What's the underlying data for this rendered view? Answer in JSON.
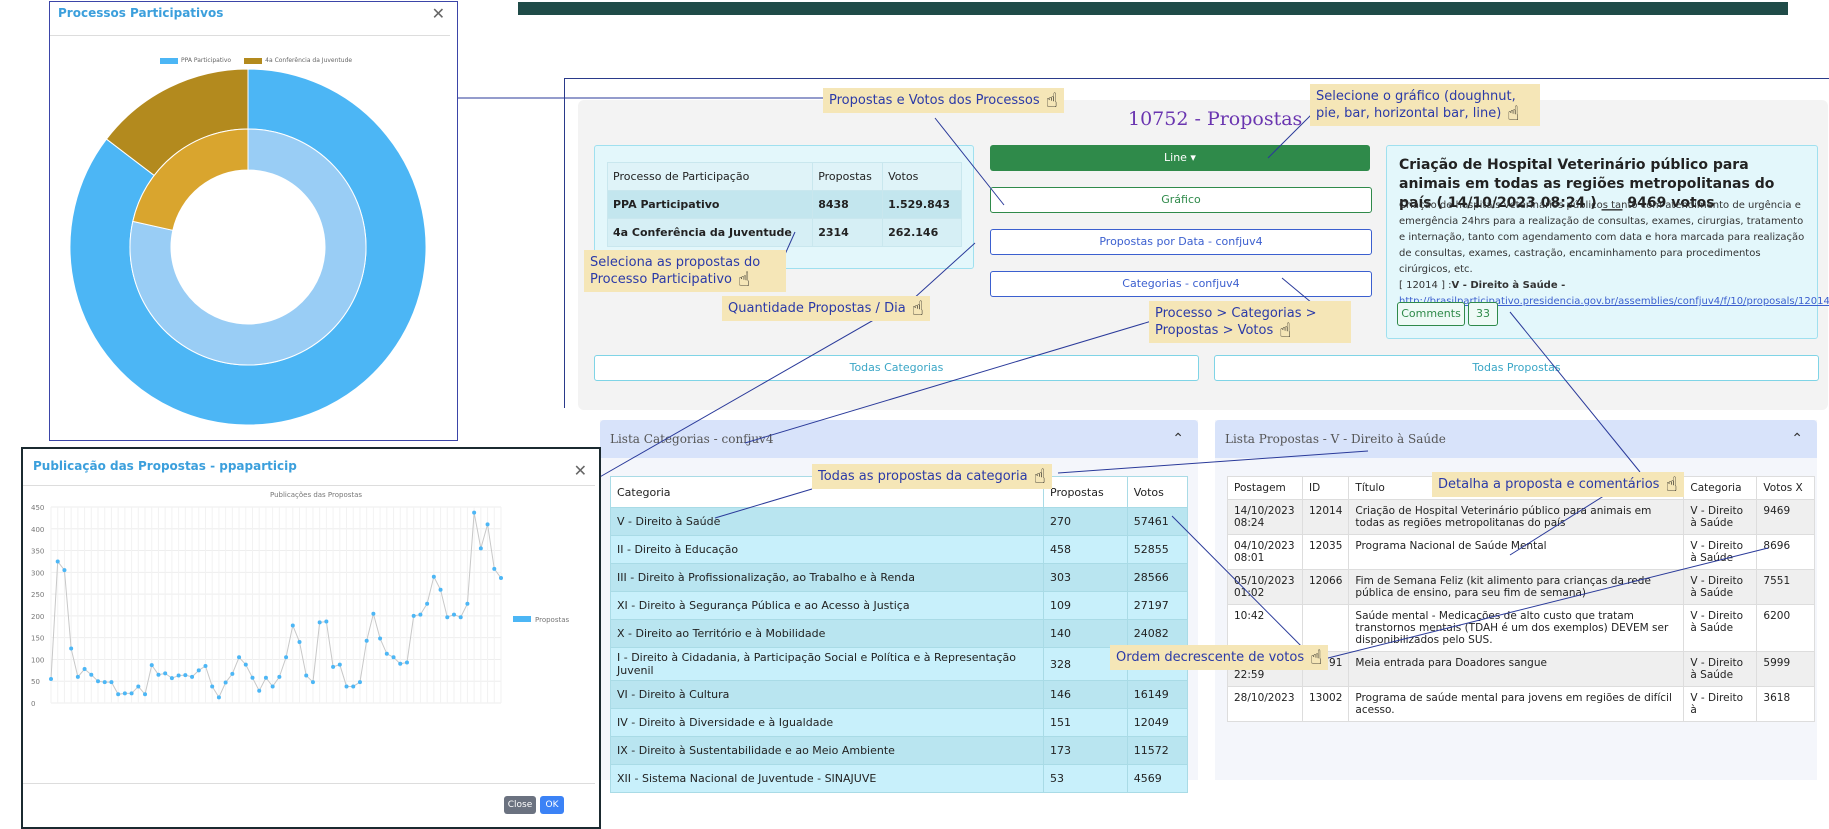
{
  "top_panel": {
    "title": "10752 - Propostas",
    "process_table": {
      "headers": [
        "Processo de Participação",
        "Propostas",
        "Votos"
      ],
      "rows": [
        [
          "PPA Participativo",
          "8438",
          "1.529.843"
        ],
        [
          "4a Conferência da Juventude",
          "2314",
          "262.146"
        ]
      ]
    },
    "chart_type_button": "Line ▾",
    "buttons": {
      "grafico": "Gráfico",
      "propostas_por_data": "Propostas por Data - confjuv4",
      "categorias": "Categorias - confjuv4",
      "todas_categorias": "Todas Categorias",
      "todas_propostas": "Todas Propostas"
    },
    "detail": {
      "title": "Criação de Hospital Veterinário público para animais em todas as regiões metropolitanas do país ( 14/10/2023 08:24 ) ___ 9469 votos",
      "text": "Criação de hospitais veterinários públicos tanto com atendimento de urgência e emergência 24hrs para a realização de consultas, exames, cirurgias, tratamento e internação, tanto com agendamento com data e hora marcada para realização de consultas, exames, castração, encaminhamento para procedimentos cirúrgicos, etc.",
      "ref_prefix": "[ 12014 ] :",
      "ref_category": "V - Direito à Saúde -",
      "link": "http://brasilparticipativo.presidencia.gov.br/assemblies/confjuv4/f/10/proposals/12014",
      "comments_label": "Comments",
      "comments_count": "33"
    }
  },
  "categories_panel": {
    "header": "Lista Categorias - confjuv4",
    "headers": [
      "Categoria",
      "Propostas",
      "Votos"
    ],
    "rows": [
      [
        "V - Direito à Saúde",
        "270",
        "57461"
      ],
      [
        "II - Direito à Educação",
        "458",
        "52855"
      ],
      [
        "III - Direito à Profissionalização, ao Trabalho e à Renda",
        "303",
        "28566"
      ],
      [
        "XI - Direito à Segurança Pública e ao Acesso à Justiça",
        "109",
        "27197"
      ],
      [
        "X - Direito ao Território e à Mobilidade",
        "140",
        "24082"
      ],
      [
        "I - Direito à Cidadania, à Participação Social e Política e à Representação Juvenil",
        "328",
        "16590"
      ],
      [
        "VI - Direito à Cultura",
        "146",
        "16149"
      ],
      [
        "IV - Direito à Diversidade e à Igualdade",
        "151",
        "12049"
      ],
      [
        "IX - Direito à Sustentabilidade e ao Meio Ambiente",
        "173",
        "11572"
      ],
      [
        "XII - Sistema Nacional de Juventude - SINAJUVE",
        "53",
        "4569"
      ]
    ]
  },
  "proposals_panel": {
    "header": "Lista Propostas - V - Direito à Saúde",
    "headers": [
      "Postagem",
      "ID",
      "Título",
      "Categoria",
      "Votos X"
    ],
    "rows": [
      [
        "14/10/2023 08:24",
        "12014",
        "Criação de Hospital Veterinário público para animais em todas as regiões metropolitanas do país",
        "V - Direito à Saúde",
        "9469"
      ],
      [
        "04/10/2023 08:01",
        "12035",
        "Programa Nacional de Saúde Mental",
        "V - Direito à Saúde",
        "8696"
      ],
      [
        "05/10/2023 01:02",
        "12066",
        "Fim de Semana Feliz (kit alimento para crianças da rede pública de ensino, para seu fim de semana)",
        "V - Direito à Saúde",
        "7551"
      ],
      [
        "10:42",
        "",
        "Saúde mental - Medicações de alto custo que tratam transtornos mentais (TDAH é um dos exemplos) DEVEM ser disponibilizados pelo SUS.",
        "V - Direito à Saúde",
        "6200"
      ],
      [
        "25/10/2023 22:59",
        "12791",
        "Meia entrada para Doadores sangue",
        "V - Direito à Saúde",
        "5999"
      ],
      [
        "28/10/2023",
        "13002",
        "Programa de saúde mental para jovens em regiões de difícil acesso.",
        "V - Direito à",
        "3618"
      ]
    ]
  },
  "annotations": {
    "a1": "Propostas e Votos dos Processos",
    "a2": "Selecione o gráfico (doughnut, pie, bar, horizontal bar, line)",
    "a3": "Seleciona as propostas do Processo Participativo",
    "a4": "Quantidade Propostas / Dia",
    "a5": "Processo > Categorias > Propostas > Votos",
    "a6": "Todas as propostas da categoria",
    "a7": "Detalha a proposta e comentários",
    "a8": "Ordem decrescente de votos"
  },
  "doughnut_dialog": {
    "title": "Processos Participativos",
    "legend": [
      "PPA Participativo",
      "4a Conferência da Juventude"
    ],
    "colors": [
      "#4cb6f5",
      "#b38a1e"
    ],
    "inner_colors": [
      "#99cdf5",
      "#d9a52e"
    ]
  },
  "line_dialog": {
    "title": "Publicação das Propostas - ppaparticip",
    "chart_title": "Publicações das Propostas",
    "legend": "Propostas",
    "close_label": "Close",
    "ok_label": "OK"
  },
  "chart_data": [
    {
      "type": "pie",
      "title": "Processos Participativos",
      "categories": [
        "PPA Participativo",
        "4a Conferência da Juventude"
      ],
      "series": [
        {
          "values": [
            1529843,
            262146
          ]
        },
        {
          "values": [
            8438,
            2314
          ]
        }
      ]
    },
    {
      "type": "line",
      "title": "Publicações das Propostas",
      "ylim": [
        0,
        450
      ],
      "yticks": [
        0,
        50,
        100,
        150,
        200,
        250,
        300,
        350,
        400,
        450
      ],
      "series": [
        {
          "name": "Propostas",
          "values": [
            55,
            325,
            305,
            125,
            60,
            78,
            65,
            50,
            48,
            48,
            20,
            22,
            22,
            38,
            20,
            87,
            65,
            68,
            57,
            63,
            64,
            60,
            75,
            85,
            38,
            13,
            47,
            67,
            105,
            88,
            58,
            28,
            58,
            38,
            60,
            105,
            178,
            140,
            63,
            48,
            185,
            187,
            83,
            88,
            38,
            38,
            48,
            143,
            205,
            148,
            113,
            105,
            90,
            93,
            200,
            203,
            228,
            290,
            260,
            197,
            203,
            197,
            228,
            437,
            355,
            410,
            308,
            287
          ]
        }
      ]
    }
  ]
}
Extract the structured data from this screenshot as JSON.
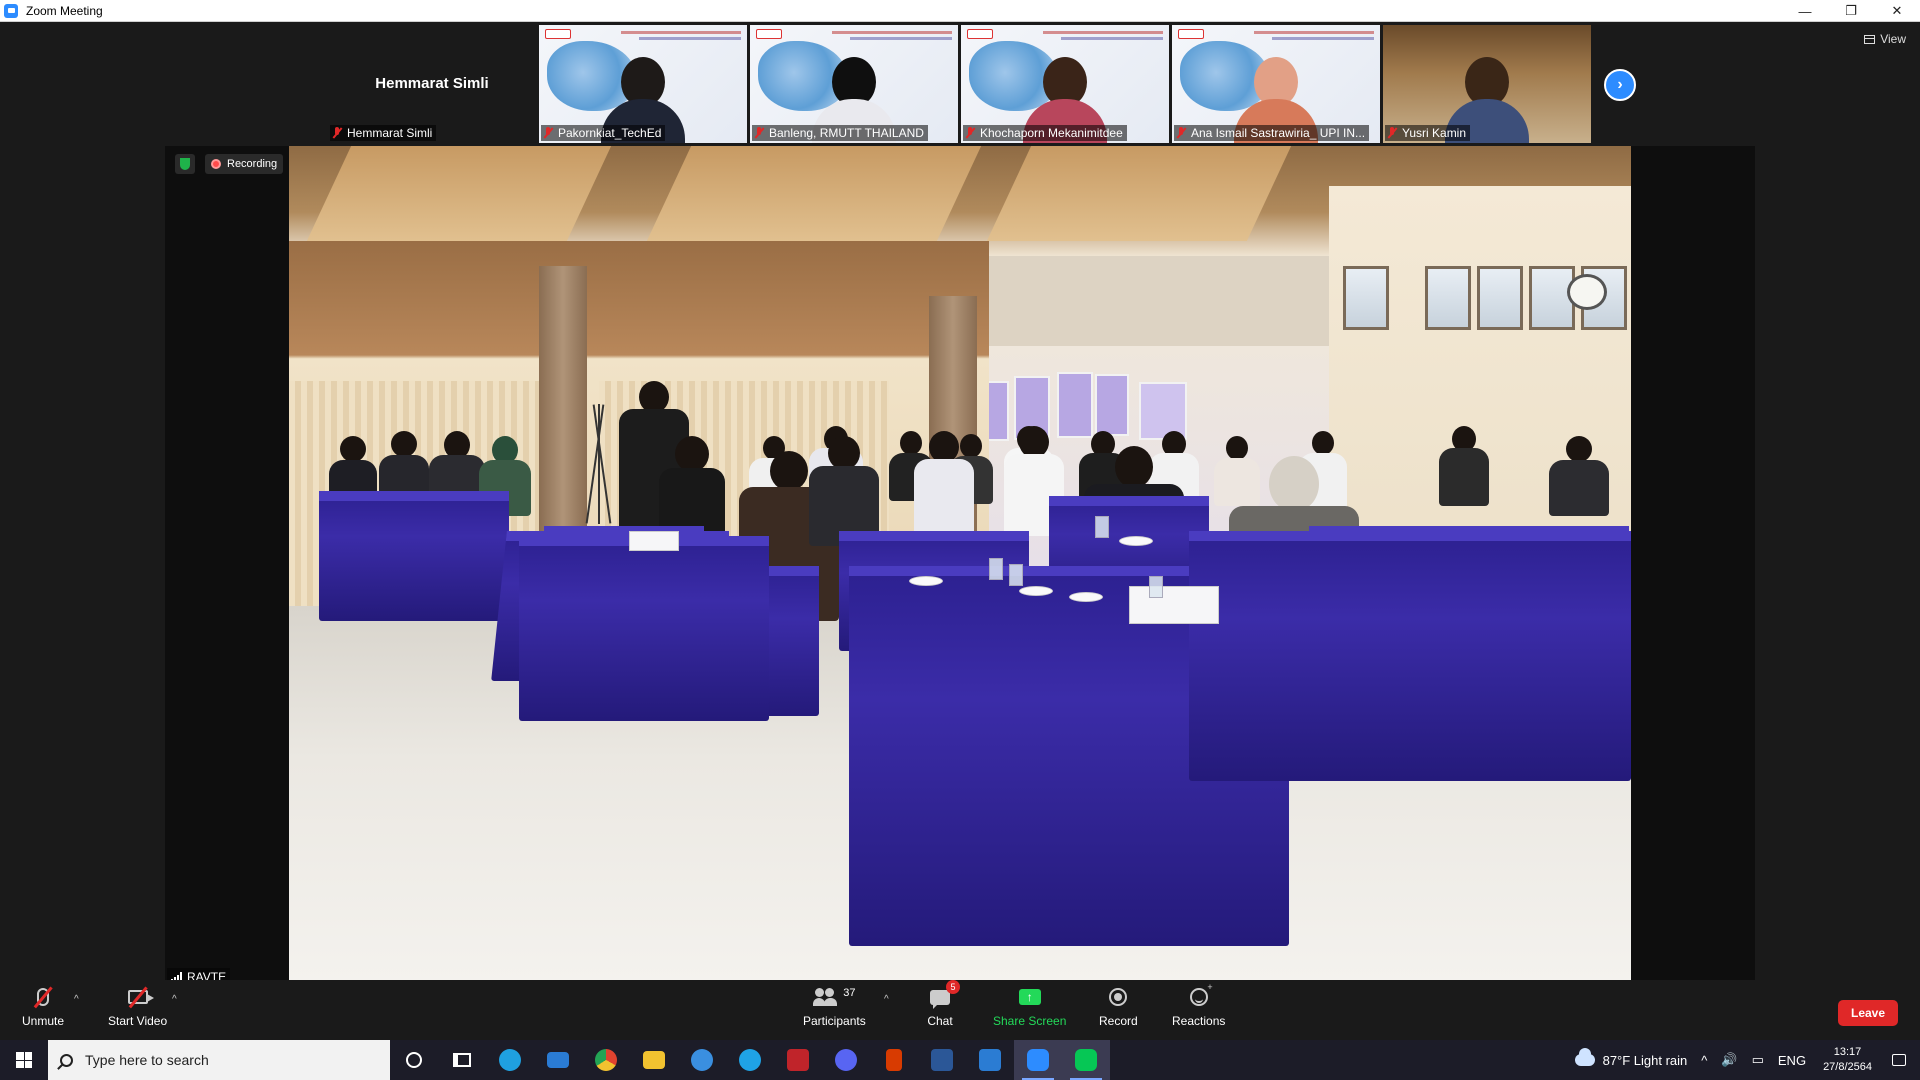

-- DIRECTIVE --
Reproduce all of the entries word for word, skipping any pictures they hold.

-- EXERCISE ANSWER --
What's the underlying data for this rendered view? Answer in JSON.
{
  "top_panel": {
    "title": "10752 - Propostas",
    "process_table": {
      "headers": [
        "Processo de Participação",
        "Propostas",
        "Votos"
      ],
      "rows": [
        [
          "PPA Participativo",
          "8438",
          "1.529.843"
        ],
        [
          "4a Conferência da Juventude",
          "2314",
          "262.146"
        ]
      ]
    },
    "chart_type_button": "Line ▾",
    "buttons": {
      "grafico": "Gráfico",
      "propostas_por_data": "Propostas por Data - confjuv4",
      "categorias": "Categorias - confjuv4",
      "todas_categorias": "Todas Categorias",
      "todas_propostas": "Todas Propostas"
    },
    "detail": {
      "title": "Criação de Hospital Veterinário público para animais em todas as regiões metropolitanas do país ( 14/10/2023 08:24 ) ___ 9469 votos",
      "text": "Criação de hospitais veterinários públicos tanto com atendimento de urgência e emergência 24hrs para a realização de consultas, exames, cirurgias, tratamento e internação, tanto com agendamento com data e hora marcada para realização de consultas, exames, castração, encaminhamento para procedimentos cirúrgicos, etc.",
      "ref_prefix": "[ 12014 ] :",
      "ref_category": "V - Direito à Saúde -",
      "link": "http://brasilparticipativo.presidencia.gov.br/assemblies/confjuv4/f/10/proposals/12014",
      "comments_label": "Comments",
      "comments_count": "33"
    }
  },
  "categories_panel": {
    "header": "Lista Categorias - confjuv4",
    "headers": [
      "Categoria",
      "Propostas",
      "Votos"
    ],
    "rows": [
      [
        "V - Direito à Saúde",
        "270",
        "57461"
      ],
      [
        "II - Direito à Educação",
        "458",
        "52855"
      ],
      [
        "III - Direito à Profissionalização, ao Trabalho e à Renda",
        "303",
        "28566"
      ],
      [
        "XI - Direito à Segurança Pública e ao Acesso à Justiça",
        "109",
        "27197"
      ],
      [
        "X - Direito ao Território e à Mobilidade",
        "140",
        "24082"
      ],
      [
        "I - Direito à Cidadania, à Participação Social e Política e à Representação Juvenil",
        "328",
        "16590"
      ],
      [
        "VI - Direito à Cultura",
        "146",
        "16149"
      ],
      [
        "IV - Direito à Diversidade e à Igualdade",
        "151",
        "12049"
      ],
      [
        "IX - Direito à Sustentabilidade e ao Meio Ambiente",
        "173",
        "11572"
      ],
      [
        "XII - Sistema Nacional de Juventude - SINAJUVE",
        "53",
        "4569"
      ]
    ]
  },
  "proposals_panel": {
    "header": "Lista Propostas - V - Direito à Saúde",
    "headers": [
      "Postagem",
      "ID",
      "Título",
      "Categoria",
      "Votos X"
    ],
    "rows": [
      [
        "14/10/2023 08:24",
        "12014",
        "Criação de Hospital Veterinário público para animais em todas as regiões metropolitanas do país",
        "V - Direito à Saúde",
        "9469"
      ],
      [
        "04/10/2023 08:01",
        "12035",
        "Programa Nacional de Saúde Mental",
        "V - Direito à Saúde",
        "8696"
      ],
      [
        "05/10/2023 01:02",
        "12066",
        "Fim de Semana Feliz (kit alimento para crianças da rede pública de ensino, para seu fim de semana)",
        "V - Direito à Saúde",
        "7551"
      ],
      [
        "10:42",
        "",
        "Saúde mental - Medicações de alto custo que tratam transtornos mentais (TDAH é um dos exemplos) DEVEM ser disponibilizados pelo SUS.",
        "V - Direito à Saúde",
        "6200"
      ],
      [
        "25/10/2023 22:59",
        "12791",
        "Meia entrada para Doadores sangue",
        "V - Direito à Saúde",
        "5999"
      ],
      [
        "28/10/2023",
        "13002",
        "Programa de saúde mental para jovens em regiões de difícil acesso.",
        "V - Direito à",
        "3618"
      ]
    ]
  },
  "annotations": {
    "a1": "Propostas e Votos dos Processos",
    "a2": "Selecione o gráfico (doughnut, pie, bar, horizontal bar, line)",
    "a3": "Seleciona as propostas do Processo Participativo",
    "a4": "Quantidade Propostas / Dia",
    "a5": "Processo > Categorias > Propostas > Votos",
    "a6": "Todas as propostas da categoria",
    "a7": "Detalha a proposta e comentários",
    "a8": "Ordem decrescente de votos"
  },
  "doughnut_dialog": {
    "title": "Processos Participativos",
    "legend": [
      "PPA Participativo",
      "4a Conferência da Juventude"
    ],
    "colors": [
      "#4cb6f5",
      "#b38a1e"
    ],
    "inner_colors": [
      "#99cdf5",
      "#d9a52e"
    ]
  },
  "line_dialog": {
    "title": "Publicação das Propostas - ppaparticip",
    "chart_title": "Publicações das Propostas",
    "legend": "Propostas",
    "close_label": "Close",
    "ok_label": "OK"
  },
  "chart_data": [
    {
      "type": "pie",
      "title": "Processos Participativos",
      "categories": [
        "PPA Participativo",
        "4a Conferência da Juventude"
      ],
      "series": [
        {
          "values": [
            1529843,
            262146
          ]
        },
        {
          "values": [
            8438,
            2314
          ]
        }
      ]
    },
    {
      "type": "line",
      "title": "Publicações das Propostas",
      "ylim": [
        0,
        450
      ],
      "yticks": [
        0,
        50,
        100,
        150,
        200,
        250,
        300,
        350,
        400,
        450
      ],
      "series": [
        {
          "name": "Propostas",
          "values": [
            55,
            325,
            305,
            125,
            60,
            78,
            65,
            50,
            48,
            48,
            20,
            22,
            22,
            38,
            20,
            87,
            65,
            68,
            57,
            63,
            64,
            60,
            75,
            85,
            38,
            13,
            47,
            67,
            105,
            88,
            58,
            28,
            58,
            38,
            60,
            105,
            178,
            140,
            63,
            48,
            185,
            187,
            83,
            88,
            38,
            38,
            48,
            143,
            205,
            148,
            113,
            105,
            90,
            93,
            200,
            203,
            228,
            290,
            260,
            197,
            203,
            197,
            228,
            437,
            355,
            410,
            308,
            287
          ]
        }
      ]
    }
  ]
}
Extract the structured data from this screenshot as JSON.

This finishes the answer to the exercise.